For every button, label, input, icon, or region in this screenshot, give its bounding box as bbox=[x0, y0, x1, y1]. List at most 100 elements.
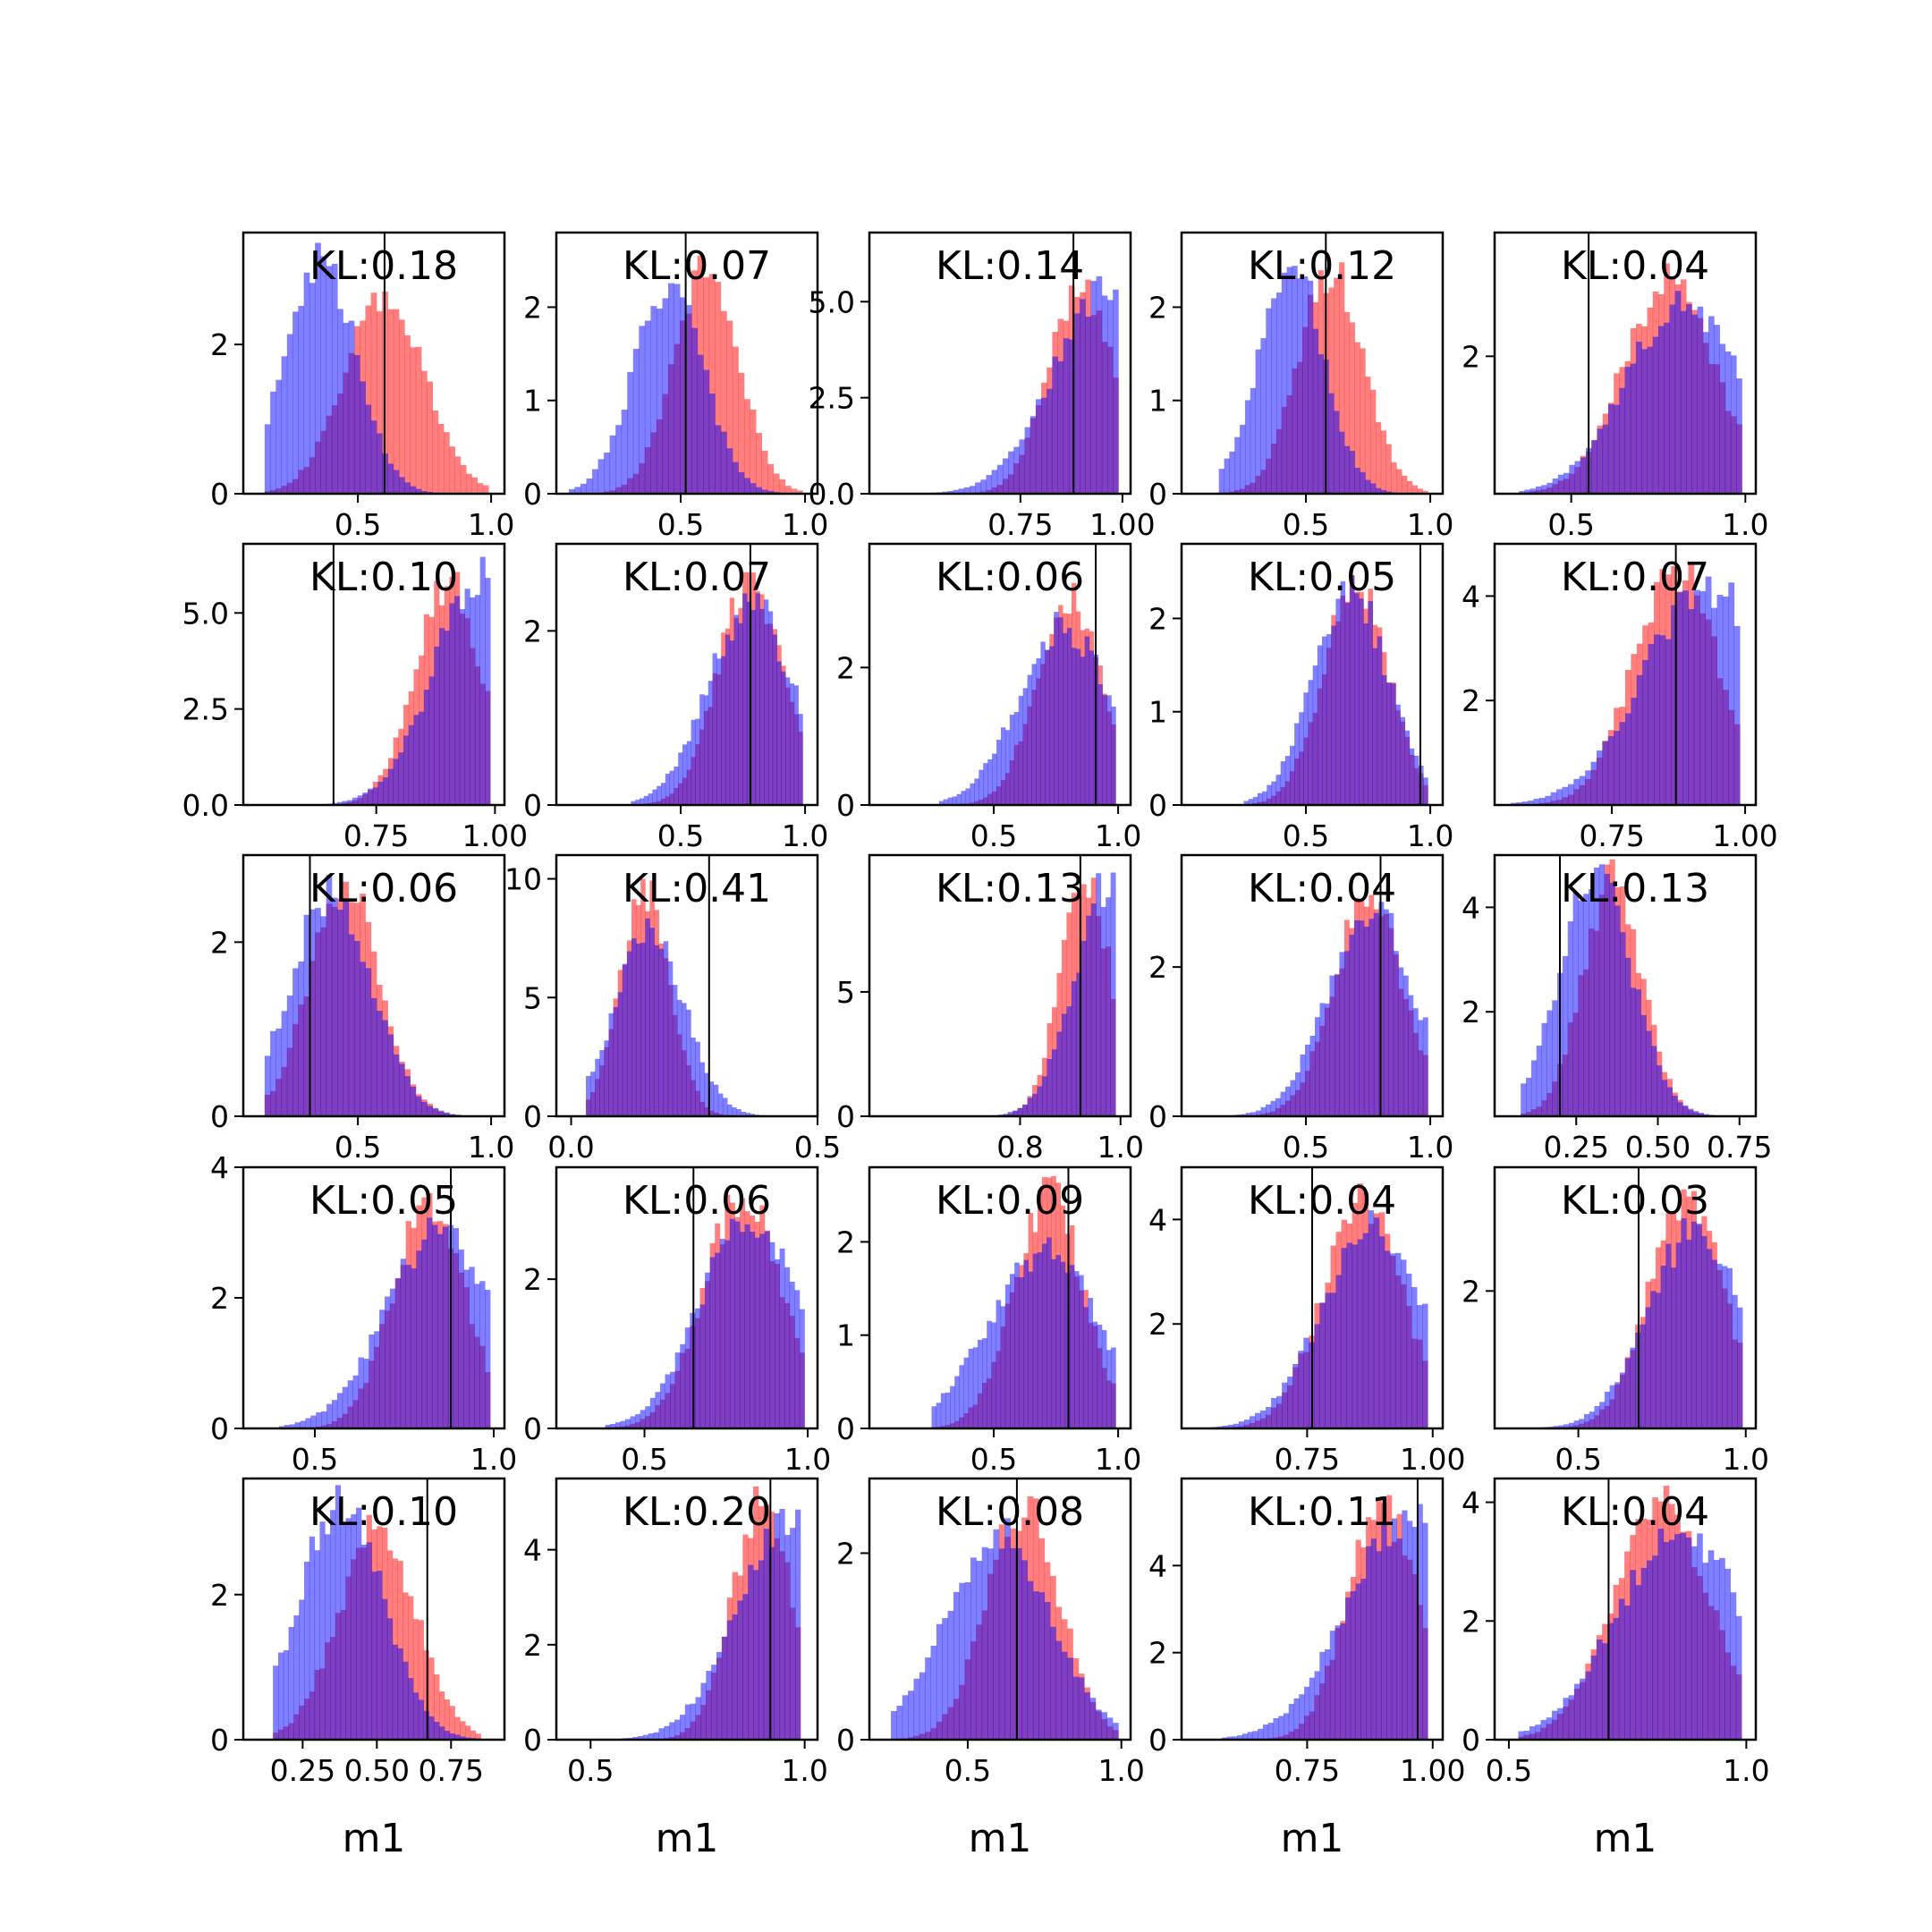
red-bar bbox=[1339, 262, 1345, 494]
x-tick-label: 0.5 bbox=[970, 818, 1017, 853]
blue-bar bbox=[273, 1665, 279, 1740]
blue-bar bbox=[715, 1252, 721, 1428]
kl-annotation: KL:0.10 bbox=[309, 555, 458, 600]
blue-bar bbox=[712, 653, 717, 805]
blue-bar bbox=[1563, 1424, 1570, 1428]
blue-bar bbox=[1063, 632, 1068, 805]
blue-bar bbox=[1074, 313, 1080, 494]
blue-bar bbox=[1523, 1730, 1530, 1740]
x-tick-label: 1.0 bbox=[1407, 818, 1453, 853]
blue-bar bbox=[1260, 338, 1267, 494]
blue-bar bbox=[1696, 1224, 1702, 1428]
x-tick-label: 0.0 bbox=[547, 1130, 594, 1165]
blue-bar bbox=[1562, 786, 1569, 805]
blue-bar bbox=[1664, 322, 1670, 494]
blue-bar bbox=[1672, 1096, 1678, 1116]
kl-annotation: KL:0.20 bbox=[623, 1489, 771, 1535]
blue-bar bbox=[1589, 1411, 1595, 1428]
blue-bar bbox=[1602, 741, 1609, 805]
blue-bar bbox=[1007, 1112, 1013, 1116]
blue-bar bbox=[654, 945, 659, 1116]
blue-bar bbox=[1722, 596, 1729, 805]
y-tick-label: 2 bbox=[836, 650, 855, 685]
y-tick-label: 4 bbox=[1462, 579, 1480, 614]
blue-bar bbox=[1642, 659, 1649, 805]
blue-bar bbox=[940, 1393, 946, 1428]
blue-bar bbox=[727, 1104, 733, 1116]
blue-bar bbox=[330, 1510, 336, 1740]
x-tick-label: 0.75 bbox=[1275, 1442, 1340, 1477]
blue-bar bbox=[1411, 1286, 1418, 1428]
blue-bar bbox=[1084, 1692, 1090, 1740]
blue-bar bbox=[463, 1269, 470, 1428]
blue-bar bbox=[360, 962, 366, 1116]
blue-bar bbox=[325, 1534, 331, 1740]
blue-bar bbox=[613, 1006, 619, 1116]
blue-bar bbox=[348, 320, 355, 494]
blue-bar bbox=[1307, 280, 1314, 494]
blue-bar bbox=[1042, 1076, 1047, 1116]
blue-bar bbox=[1651, 1046, 1657, 1116]
blue-bar bbox=[740, 1232, 746, 1428]
blue-bar bbox=[1388, 912, 1394, 1116]
blue-bar bbox=[742, 593, 748, 805]
blue-bar bbox=[1076, 972, 1082, 1116]
blue-bar bbox=[1354, 468, 1360, 494]
blue-bar bbox=[326, 1403, 333, 1428]
blue-bar bbox=[428, 1716, 435, 1740]
blue-bar bbox=[353, 354, 360, 494]
blue-bar bbox=[699, 1062, 705, 1116]
blue-bar bbox=[419, 711, 425, 805]
blue-bar bbox=[992, 753, 997, 805]
axes-frame bbox=[1493, 231, 1758, 496]
blue-bar bbox=[1688, 609, 1695, 805]
blue-bar bbox=[691, 327, 699, 494]
blue-bar bbox=[1319, 1003, 1326, 1116]
blue-bar bbox=[1341, 1248, 1348, 1428]
blue-bar bbox=[972, 1347, 979, 1428]
blue-bar bbox=[627, 371, 634, 494]
blue-bar bbox=[379, 1309, 386, 1428]
blue-bar bbox=[377, 1571, 383, 1740]
blue-bar bbox=[1111, 1347, 1116, 1428]
blue-bar bbox=[726, 448, 733, 494]
blue-bar bbox=[1340, 1623, 1346, 1740]
axes-frame bbox=[1493, 853, 1758, 1118]
red-bar bbox=[465, 1725, 471, 1740]
blue-bar bbox=[1697, 306, 1704, 494]
x-tick-label: 1.00 bbox=[462, 818, 528, 853]
blue-bar bbox=[597, 459, 605, 494]
blue-bar bbox=[1714, 325, 1720, 494]
blue-bar bbox=[1597, 428, 1604, 494]
histogram-bars bbox=[963, 872, 1116, 1116]
blue-bar bbox=[655, 1392, 661, 1428]
blue-bar bbox=[1055, 1255, 1061, 1428]
blue-bar bbox=[1339, 952, 1345, 1116]
blue-bar bbox=[1349, 934, 1355, 1116]
blue-bar bbox=[674, 284, 681, 494]
panel-4-4: 0.75 1.00 2 4 KL:0.04 bbox=[1148, 1165, 1466, 1477]
blue-bar bbox=[353, 941, 360, 1116]
histogram-bars bbox=[605, 1194, 805, 1428]
y-tick-label: 2 bbox=[1462, 995, 1480, 1030]
blue-bar bbox=[1013, 1110, 1019, 1116]
axes-frame bbox=[868, 1477, 1132, 1741]
blue-bar bbox=[1112, 1723, 1119, 1740]
x-axis-label: m1 bbox=[1594, 1816, 1657, 1861]
blue-bar bbox=[1545, 795, 1552, 805]
blue-bar bbox=[742, 1594, 749, 1740]
blue-bar bbox=[1705, 576, 1712, 805]
blue-bar bbox=[793, 685, 799, 805]
blue-bar bbox=[722, 1097, 728, 1116]
blue-bar bbox=[1021, 1560, 1028, 1740]
blue-bar bbox=[678, 752, 683, 805]
blue-bar bbox=[335, 1485, 342, 1740]
blue-bar bbox=[1282, 1382, 1288, 1428]
blue-bar bbox=[614, 1422, 621, 1428]
blue-bar bbox=[691, 1038, 696, 1116]
y-tick-label: 10 bbox=[504, 862, 542, 897]
blue-bar bbox=[1368, 601, 1373, 805]
axes-frame bbox=[1493, 1477, 1758, 1741]
histogram-bars bbox=[279, 1192, 491, 1428]
blue-bar bbox=[908, 1690, 914, 1740]
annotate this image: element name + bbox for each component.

Work to do:
Copy the item above line for line without changing anything, and leave out the picture.

Correct result:
For every button, label, input, icon, or region in this screenshot, give its bounding box as bbox=[x0, y0, x1, y1]. List at most 100 elements.
red-bar bbox=[1339, 262, 1345, 494]
x-tick-label: 0.5 bbox=[970, 818, 1017, 853]
blue-bar bbox=[273, 1665, 279, 1740]
blue-bar bbox=[715, 1252, 721, 1428]
kl-annotation: KL:0.10 bbox=[309, 555, 458, 600]
blue-bar bbox=[712, 653, 717, 805]
blue-bar bbox=[1563, 1424, 1570, 1428]
blue-bar bbox=[1063, 632, 1068, 805]
blue-bar bbox=[1074, 313, 1080, 494]
blue-bar bbox=[1523, 1730, 1530, 1740]
x-tick-label: 1.0 bbox=[1407, 818, 1453, 853]
blue-bar bbox=[1260, 338, 1267, 494]
blue-bar bbox=[1696, 1224, 1702, 1428]
x-tick-label: 0.0 bbox=[547, 1130, 594, 1165]
blue-bar bbox=[1562, 786, 1569, 805]
blue-bar bbox=[1664, 322, 1670, 494]
blue-bar bbox=[1672, 1096, 1678, 1116]
kl-annotation: KL:0.20 bbox=[623, 1489, 771, 1535]
blue-bar bbox=[1589, 1411, 1595, 1428]
blue-bar bbox=[1602, 741, 1609, 805]
blue-bar bbox=[1007, 1112, 1013, 1116]
blue-bar bbox=[654, 945, 659, 1116]
blue-bar bbox=[1722, 596, 1729, 805]
y-tick-label: 2 bbox=[836, 650, 855, 685]
y-tick-label: 4 bbox=[1462, 579, 1480, 614]
blue-bar bbox=[1642, 659, 1649, 805]
blue-bar bbox=[940, 1393, 946, 1428]
blue-bar bbox=[727, 1104, 733, 1116]
blue-bar bbox=[330, 1510, 336, 1740]
x-tick-label: 0.75 bbox=[1275, 1442, 1340, 1477]
blue-bar bbox=[1411, 1286, 1418, 1428]
blue-bar bbox=[1084, 1692, 1090, 1740]
blue-bar bbox=[463, 1269, 470, 1428]
blue-bar bbox=[360, 962, 366, 1116]
blue-bar bbox=[325, 1534, 331, 1740]
blue-bar bbox=[613, 1006, 619, 1116]
blue-bar bbox=[348, 320, 355, 494]
blue-bar bbox=[1307, 280, 1314, 494]
blue-bar bbox=[1042, 1076, 1047, 1116]
blue-bar bbox=[1651, 1046, 1657, 1116]
blue-bar bbox=[740, 1232, 746, 1428]
blue-bar bbox=[1388, 912, 1394, 1116]
blue-bar bbox=[742, 593, 748, 805]
blue-bar bbox=[1076, 972, 1082, 1116]
blue-bar bbox=[1354, 468, 1360, 494]
blue-bar bbox=[326, 1403, 333, 1428]
blue-bar bbox=[428, 1716, 435, 1740]
blue-bar bbox=[353, 354, 360, 494]
blue-bar bbox=[699, 1062, 705, 1116]
blue-bar bbox=[419, 711, 425, 805]
blue-bar bbox=[992, 753, 997, 805]
axes-frame bbox=[1493, 231, 1758, 496]
blue-bar bbox=[1688, 609, 1695, 805]
blue-bar bbox=[691, 327, 699, 494]
blue-bar bbox=[1319, 1003, 1326, 1116]
blue-bar bbox=[1341, 1248, 1348, 1428]
blue-bar bbox=[972, 1347, 979, 1428]
blue-bar bbox=[627, 371, 634, 494]
blue-bar bbox=[379, 1309, 386, 1428]
blue-bar bbox=[377, 1571, 383, 1740]
blue-bar bbox=[1111, 1347, 1116, 1428]
blue-bar bbox=[726, 448, 733, 494]
blue-bar bbox=[1340, 1623, 1346, 1740]
axes-frame bbox=[1493, 853, 1758, 1118]
red-bar bbox=[465, 1725, 471, 1740]
blue-bar bbox=[1697, 306, 1704, 494]
x-tick-label: 1.00 bbox=[462, 818, 528, 853]
blue-bar bbox=[597, 459, 605, 494]
blue-bar bbox=[1714, 325, 1720, 494]
blue-bar bbox=[1597, 428, 1604, 494]
histogram-bars bbox=[963, 872, 1116, 1116]
blue-bar bbox=[655, 1392, 661, 1428]
blue-bar bbox=[1055, 1255, 1061, 1428]
blue-bar bbox=[1339, 952, 1345, 1116]
blue-bar bbox=[1349, 934, 1355, 1116]
blue-bar bbox=[674, 284, 681, 494]
panel-4-4: 0.75 1.00 2 4 KL:0.04 bbox=[1148, 1165, 1466, 1477]
blue-bar bbox=[353, 941, 360, 1116]
histogram-bars bbox=[605, 1194, 805, 1428]
y-tick-label: 2 bbox=[1462, 995, 1480, 1030]
blue-bar bbox=[1013, 1110, 1019, 1116]
axes-frame bbox=[868, 1477, 1132, 1741]
blue-bar bbox=[1112, 1723, 1119, 1740]
x-axis-label: m1 bbox=[1594, 1816, 1657, 1861]
blue-bar bbox=[1545, 795, 1552, 805]
blue-bar bbox=[742, 1594, 749, 1740]
blue-bar bbox=[1705, 576, 1712, 805]
blue-bar bbox=[793, 685, 799, 805]
blue-bar bbox=[722, 1097, 728, 1116]
blue-bar bbox=[1021, 1560, 1028, 1740]
blue-bar bbox=[678, 752, 683, 805]
blue-bar bbox=[335, 1485, 342, 1740]
blue-bar bbox=[1282, 1382, 1288, 1428]
blue-bar bbox=[614, 1422, 621, 1428]
blue-bar bbox=[691, 1038, 696, 1116]
y-tick-label: 10 bbox=[504, 862, 542, 897]
blue-bar bbox=[1368, 601, 1373, 805]
axes-frame bbox=[1493, 1477, 1758, 1741]
histogram-bars bbox=[279, 1192, 491, 1428]
blue-bar bbox=[908, 1690, 914, 1740]
annotate this image: element name + bbox for each component.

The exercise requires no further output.